SHORT TASK =
Pictures aside, quote the whole listing exactly.

____ GIVEN RECORDS

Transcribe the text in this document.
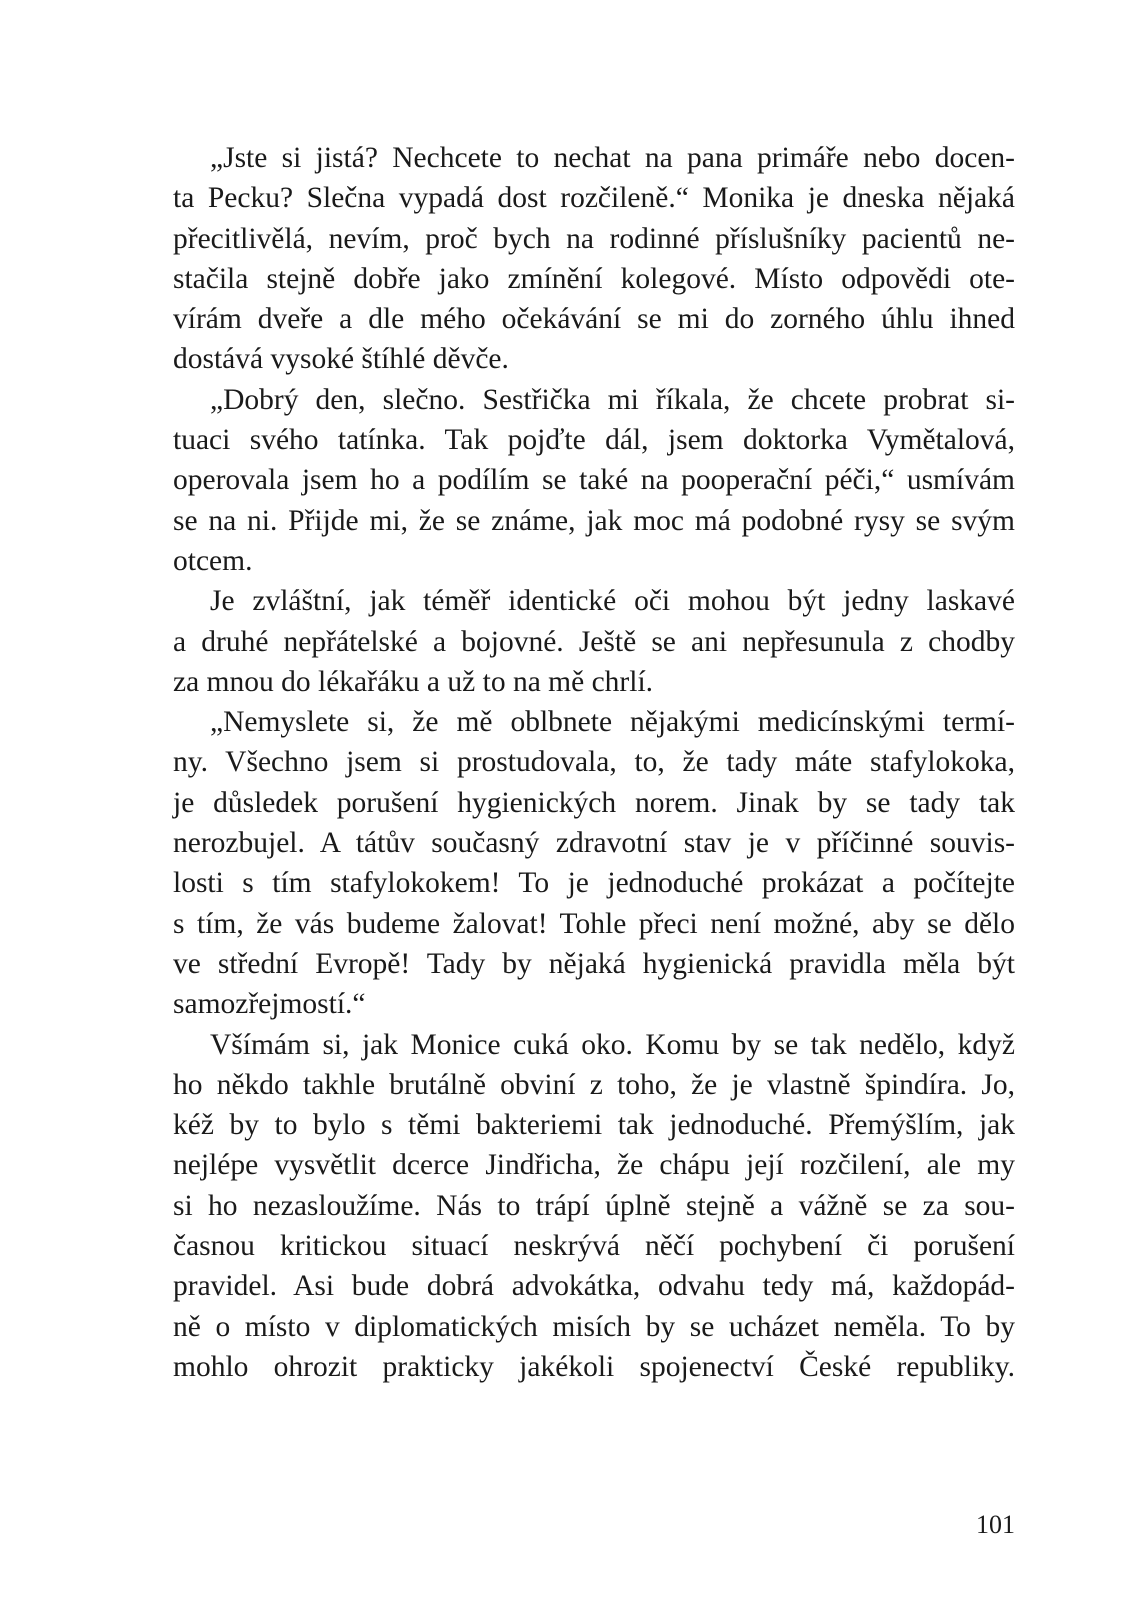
„Jste si jistá? Nechcete to nechat na pana primáře nebo docen-
ta Pecku? Slečna vypadá dost rozčileně.“ Monika je dneska nějaká
přecitlivělá, nevím, proč bych na rodinné příslušníky pacientů ne-
stačila stejně dobře jako zmínění kolegové. Místo odpovědi ote-
vírám dveře a dle mého očekávání se mi do zorného úhlu ihned
dostává vysoké štíhlé děvče.
„Dobrý den, slečno. Sestřička mi říkala, že chcete probrat si-
tuaci svého tatínka. Tak pojďte dál, jsem doktorka Vymětalová,
operovala jsem ho a podílím se také na pooperační péči,“ usmívám
se na ni. Přijde mi, že se známe, jak moc má podobné rysy se svým
otcem.
Je zvláštní, jak téměř identické oči mohou být jedny laskavé
a druhé nepřátelské a bojovné. Ještě se ani nepřesunula z chodby
za mnou do lékařáku a už to na mě chrlí.
„Nemyslete si, že mě oblbnete nějakými medicínskými termí-
ny. Všechno jsem si prostudovala, to, že tady máte stafylokoka,
je důsledek porušení hygienických norem. Jinak by se tady tak
nerozbujel. A tátův současný zdravotní stav je v příčinné souvis-
losti s tím stafylokokem! To je jednoduché prokázat a počítejte
s tím, že vás budeme žalovat! Tohle přeci není možné, aby se dělo
ve střední Evropě! Tady by nějaká hygienická pravidla měla být
samozřejmostí.“
Všímám si, jak Monice cuká oko. Komu by se tak nedělo, když
ho někdo takhle brutálně obviní z toho, že je vlastně špindíra. Jo,
kéž by to bylo s těmi bakteriemi tak jednoduché. Přemýšlím, jak
nejlépe vysvětlit dcerce Jindřicha, že chápu její rozčilení, ale my
si ho nezasloužíme. Nás to trápí úplně stejně a vážně se za sou-
časnou kritickou situací neskrývá něčí pochybení či porušení
pravidel. Asi bude dobrá advokátka, odvahu tedy má, každopád-
ně o místo v diplomatických misích by se ucházet neměla. To by
mohlo ohrozit prakticky jakékoli spojenectví České republiky.
101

________

THE REPLY =
Transcribe the text in this document.
„Jste si jistá? Nechcete to nechat na pana primáře nebo docen-
ta Pecku? Slečna vypadá dost rozčileně.“ Monika je dneska nějaká
přecitlivělá, nevím, proč bych na rodinné příslušníky pacientů ne-
stačila stejně dobře jako zmínění kolegové. Místo odpovědi ote-
vírám dveře a dle mého očekávání se mi do zorného úhlu ihned
dostává vysoké štíhlé děvče.
„Dobrý den, slečno. Sestřička mi říkala, že chcete probrat si-
tuaci svého tatínka. Tak pojďte dál, jsem doktorka Vymětalová,
operovala jsem ho a podílím se také na pooperační péči,“ usmívám
se na ni. Přijde mi, že se známe, jak moc má podobné rysy se svým
otcem.
Je zvláštní, jak téměř identické oči mohou být jedny laskavé
a druhé nepřátelské a bojovné. Ještě se ani nepřesunula z chodby
za mnou do lékařáku a už to na mě chrlí.
„Nemyslete si, že mě oblbnete nějakými medicínskými termí-
ny. Všechno jsem si prostudovala, to, že tady máte stafylokoka,
je důsledek porušení hygienických norem. Jinak by se tady tak
nerozbujel. A tátův současný zdravotní stav je v příčinné souvis-
losti s tím stafylokokem! To je jednoduché prokázat a počítejte
s tím, že vás budeme žalovat! Tohle přeci není možné, aby se dělo
ve střední Evropě! Tady by nějaká hygienická pravidla měla být
samozřejmostí.“
Všímám si, jak Monice cuká oko. Komu by se tak nedělo, když
ho někdo takhle brutálně obviní z toho, že je vlastně špindíra. Jo,
kéž by to bylo s těmi bakteriemi tak jednoduché. Přemýšlím, jak
nejlépe vysvětlit dcerce Jindřicha, že chápu její rozčilení, ale my
si ho nezasloužíme. Nás to trápí úplně stejně a vážně se za sou-
časnou kritickou situací neskrývá něčí pochybení či porušení
pravidel. Asi bude dobrá advokátka, odvahu tedy má, každopád-
ně o místo v diplomatických misích by se ucházet neměla. To by
mohlo ohrozit prakticky jakékoli spojenectví České republiky.
101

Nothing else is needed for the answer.